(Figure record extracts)

**********

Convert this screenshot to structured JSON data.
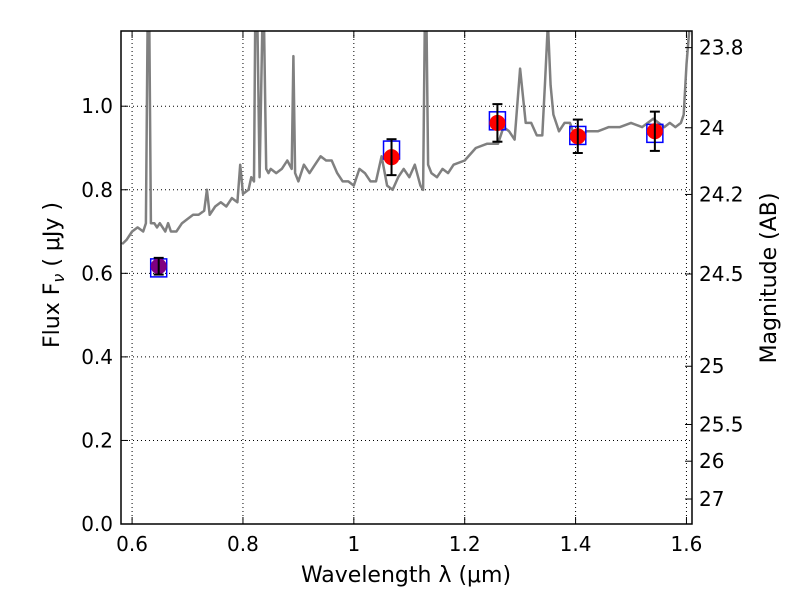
{
  "chart_data": {
    "type": "scatter",
    "xlabel": "Wavelength  λ (μm)",
    "ylabel": "Flux  F",
    "ylabel_sub": "ν",
    "ylabel_unit": "  ( μJy )",
    "y2label": "Magnitude (AB)",
    "xlim": [
      0.58,
      1.61
    ],
    "ylim": [
      0.0,
      1.18
    ],
    "grid": true,
    "grid_style": "dotted",
    "x_ticks": [
      0.6,
      0.8,
      1.0,
      1.2,
      1.4,
      1.6
    ],
    "x_tick_labels": [
      "0.6",
      "0.8",
      "1",
      "1.2",
      "1.4",
      "1.6"
    ],
    "y_ticks": [
      0.0,
      0.2,
      0.4,
      0.6,
      0.8,
      1.0
    ],
    "y_tick_labels": [
      "0.0",
      "0.2",
      "0.4",
      "0.6",
      "0.8",
      "1.0"
    ],
    "y2_ticks": [
      {
        "label": "23.8",
        "flux": 1.1402
      },
      {
        "label": "24",
        "flux": 0.9484
      },
      {
        "label": "24.2",
        "flux": 0.7888
      },
      {
        "label": "24.5",
        "flux": 0.5984
      },
      {
        "label": "25",
        "flux": 0.3776
      },
      {
        "label": "25.5",
        "flux": 0.2382
      },
      {
        "label": "26",
        "flux": 0.1503
      },
      {
        "label": "27",
        "flux": 0.0598
      }
    ],
    "model_spectrum": {
      "color": "#808080",
      "x": [
        0.582,
        0.59,
        0.6,
        0.61,
        0.62,
        0.625,
        0.628,
        0.631,
        0.634,
        0.637,
        0.64,
        0.645,
        0.65,
        0.66,
        0.665,
        0.67,
        0.68,
        0.69,
        0.7,
        0.71,
        0.72,
        0.73,
        0.735,
        0.74,
        0.75,
        0.76,
        0.77,
        0.78,
        0.79,
        0.795,
        0.8,
        0.81,
        0.815,
        0.82,
        0.822,
        0.826,
        0.83,
        0.835,
        0.838,
        0.842,
        0.846,
        0.85,
        0.86,
        0.87,
        0.88,
        0.888,
        0.891,
        0.894,
        0.9,
        0.91,
        0.92,
        0.93,
        0.94,
        0.95,
        0.96,
        0.97,
        0.98,
        0.99,
        1.0,
        1.01,
        1.02,
        1.03,
        1.04,
        1.05,
        1.06,
        1.07,
        1.08,
        1.09,
        1.1,
        1.11,
        1.12,
        1.125,
        1.128,
        1.131,
        1.134,
        1.14,
        1.15,
        1.16,
        1.17,
        1.18,
        1.2,
        1.22,
        1.24,
        1.26,
        1.27,
        1.28,
        1.29,
        1.3,
        1.31,
        1.32,
        1.33,
        1.34,
        1.345,
        1.35,
        1.355,
        1.36,
        1.37,
        1.38,
        1.39,
        1.4,
        1.41,
        1.42,
        1.44,
        1.46,
        1.48,
        1.5,
        1.52,
        1.54,
        1.56,
        1.57,
        1.58,
        1.59,
        1.595,
        1.6,
        1.605
      ],
      "y": [
        0.67,
        0.68,
        0.7,
        0.71,
        0.7,
        0.72,
        1.2,
        1.2,
        0.72,
        0.72,
        0.72,
        0.71,
        0.72,
        0.7,
        0.72,
        0.7,
        0.7,
        0.72,
        0.73,
        0.74,
        0.74,
        0.75,
        0.8,
        0.74,
        0.76,
        0.77,
        0.76,
        0.78,
        0.77,
        0.86,
        0.79,
        0.8,
        0.83,
        0.82,
        1.2,
        1.2,
        0.83,
        1.2,
        1.2,
        0.85,
        0.84,
        0.85,
        0.84,
        0.85,
        0.87,
        0.85,
        1.12,
        0.84,
        0.82,
        0.86,
        0.84,
        0.86,
        0.88,
        0.87,
        0.87,
        0.84,
        0.82,
        0.82,
        0.81,
        0.85,
        0.84,
        0.82,
        0.82,
        0.88,
        0.81,
        0.8,
        0.83,
        0.85,
        0.83,
        0.86,
        0.81,
        0.8,
        1.2,
        1.2,
        0.86,
        0.84,
        0.83,
        0.85,
        0.84,
        0.86,
        0.87,
        0.9,
        0.91,
        0.91,
        0.95,
        0.94,
        0.92,
        1.09,
        0.96,
        0.96,
        0.93,
        0.93,
        1.06,
        1.2,
        1.05,
        0.98,
        0.94,
        0.96,
        0.96,
        0.92,
        0.93,
        0.94,
        0.94,
        0.95,
        0.95,
        0.96,
        0.95,
        0.97,
        0.95,
        0.96,
        0.95,
        0.96,
        0.98,
        1.1,
        1.18
      ]
    },
    "series": [
      {
        "marker": "circle",
        "color": "#ff0000",
        "x": [
          0.648,
          1.068,
          1.259,
          1.404,
          1.543
        ],
        "y": [
          0.617,
          0.878,
          0.96,
          0.928,
          0.94
        ],
        "yerr": [
          0.02,
          0.043,
          0.045,
          0.04,
          0.047
        ]
      },
      {
        "marker": "square",
        "color": "#0000ff",
        "x": [
          0.648,
          1.068,
          1.259,
          1.404,
          1.543
        ],
        "y": [
          0.613,
          0.895,
          0.965,
          0.93,
          0.935
        ]
      }
    ],
    "colors": {
      "model": "#808080",
      "point": "#ff0000",
      "box": "#0000ff",
      "errorbar": "#000000",
      "overlap": "#800080"
    }
  }
}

**********

* [Task details]
From the material above, reproduce everything verbatim except the pictures.

* [Response]
Convert this screenshot to structured JSON data.
{
  "chart_data": {
    "type": "scatter",
    "xlabel": "Wavelength  λ (μm)",
    "ylabel": "Flux  F",
    "ylabel_sub": "ν",
    "ylabel_unit": "  ( μJy )",
    "y2label": "Magnitude (AB)",
    "xlim": [
      0.58,
      1.61
    ],
    "ylim": [
      0.0,
      1.18
    ],
    "grid": true,
    "grid_style": "dotted",
    "x_ticks": [
      0.6,
      0.8,
      1.0,
      1.2,
      1.4,
      1.6
    ],
    "x_tick_labels": [
      "0.6",
      "0.8",
      "1",
      "1.2",
      "1.4",
      "1.6"
    ],
    "y_ticks": [
      0.0,
      0.2,
      0.4,
      0.6,
      0.8,
      1.0
    ],
    "y_tick_labels": [
      "0.0",
      "0.2",
      "0.4",
      "0.6",
      "0.8",
      "1.0"
    ],
    "y2_ticks": [
      {
        "label": "23.8",
        "flux": 1.1402
      },
      {
        "label": "24",
        "flux": 0.9484
      },
      {
        "label": "24.2",
        "flux": 0.7888
      },
      {
        "label": "24.5",
        "flux": 0.5984
      },
      {
        "label": "25",
        "flux": 0.3776
      },
      {
        "label": "25.5",
        "flux": 0.2382
      },
      {
        "label": "26",
        "flux": 0.1503
      },
      {
        "label": "27",
        "flux": 0.0598
      }
    ],
    "model_spectrum": {
      "color": "#808080",
      "x": [
        0.582,
        0.59,
        0.6,
        0.61,
        0.62,
        0.625,
        0.628,
        0.631,
        0.634,
        0.637,
        0.64,
        0.645,
        0.65,
        0.66,
        0.665,
        0.67,
        0.68,
        0.69,
        0.7,
        0.71,
        0.72,
        0.73,
        0.735,
        0.74,
        0.75,
        0.76,
        0.77,
        0.78,
        0.79,
        0.795,
        0.8,
        0.81,
        0.815,
        0.82,
        0.822,
        0.826,
        0.83,
        0.835,
        0.838,
        0.842,
        0.846,
        0.85,
        0.86,
        0.87,
        0.88,
        0.888,
        0.891,
        0.894,
        0.9,
        0.91,
        0.92,
        0.93,
        0.94,
        0.95,
        0.96,
        0.97,
        0.98,
        0.99,
        1.0,
        1.01,
        1.02,
        1.03,
        1.04,
        1.05,
        1.06,
        1.07,
        1.08,
        1.09,
        1.1,
        1.11,
        1.12,
        1.125,
        1.128,
        1.131,
        1.134,
        1.14,
        1.15,
        1.16,
        1.17,
        1.18,
        1.2,
        1.22,
        1.24,
        1.26,
        1.27,
        1.28,
        1.29,
        1.3,
        1.31,
        1.32,
        1.33,
        1.34,
        1.345,
        1.35,
        1.355,
        1.36,
        1.37,
        1.38,
        1.39,
        1.4,
        1.41,
        1.42,
        1.44,
        1.46,
        1.48,
        1.5,
        1.52,
        1.54,
        1.56,
        1.57,
        1.58,
        1.59,
        1.595,
        1.6,
        1.605
      ],
      "y": [
        0.67,
        0.68,
        0.7,
        0.71,
        0.7,
        0.72,
        1.2,
        1.2,
        0.72,
        0.72,
        0.72,
        0.71,
        0.72,
        0.7,
        0.72,
        0.7,
        0.7,
        0.72,
        0.73,
        0.74,
        0.74,
        0.75,
        0.8,
        0.74,
        0.76,
        0.77,
        0.76,
        0.78,
        0.77,
        0.86,
        0.79,
        0.8,
        0.83,
        0.82,
        1.2,
        1.2,
        0.83,
        1.2,
        1.2,
        0.85,
        0.84,
        0.85,
        0.84,
        0.85,
        0.87,
        0.85,
        1.12,
        0.84,
        0.82,
        0.86,
        0.84,
        0.86,
        0.88,
        0.87,
        0.87,
        0.84,
        0.82,
        0.82,
        0.81,
        0.85,
        0.84,
        0.82,
        0.82,
        0.88,
        0.81,
        0.8,
        0.83,
        0.85,
        0.83,
        0.86,
        0.81,
        0.8,
        1.2,
        1.2,
        0.86,
        0.84,
        0.83,
        0.85,
        0.84,
        0.86,
        0.87,
        0.9,
        0.91,
        0.91,
        0.95,
        0.94,
        0.92,
        1.09,
        0.96,
        0.96,
        0.93,
        0.93,
        1.06,
        1.2,
        1.05,
        0.98,
        0.94,
        0.96,
        0.96,
        0.92,
        0.93,
        0.94,
        0.94,
        0.95,
        0.95,
        0.96,
        0.95,
        0.97,
        0.95,
        0.96,
        0.95,
        0.96,
        0.98,
        1.1,
        1.18
      ]
    },
    "series": [
      {
        "marker": "circle",
        "color": "#ff0000",
        "x": [
          0.648,
          1.068,
          1.259,
          1.404,
          1.543
        ],
        "y": [
          0.617,
          0.878,
          0.96,
          0.928,
          0.94
        ],
        "yerr": [
          0.02,
          0.043,
          0.045,
          0.04,
          0.047
        ]
      },
      {
        "marker": "square",
        "color": "#0000ff",
        "x": [
          0.648,
          1.068,
          1.259,
          1.404,
          1.543
        ],
        "y": [
          0.613,
          0.895,
          0.965,
          0.93,
          0.935
        ]
      }
    ],
    "colors": {
      "model": "#808080",
      "point": "#ff0000",
      "box": "#0000ff",
      "errorbar": "#000000",
      "overlap": "#800080"
    }
  }
}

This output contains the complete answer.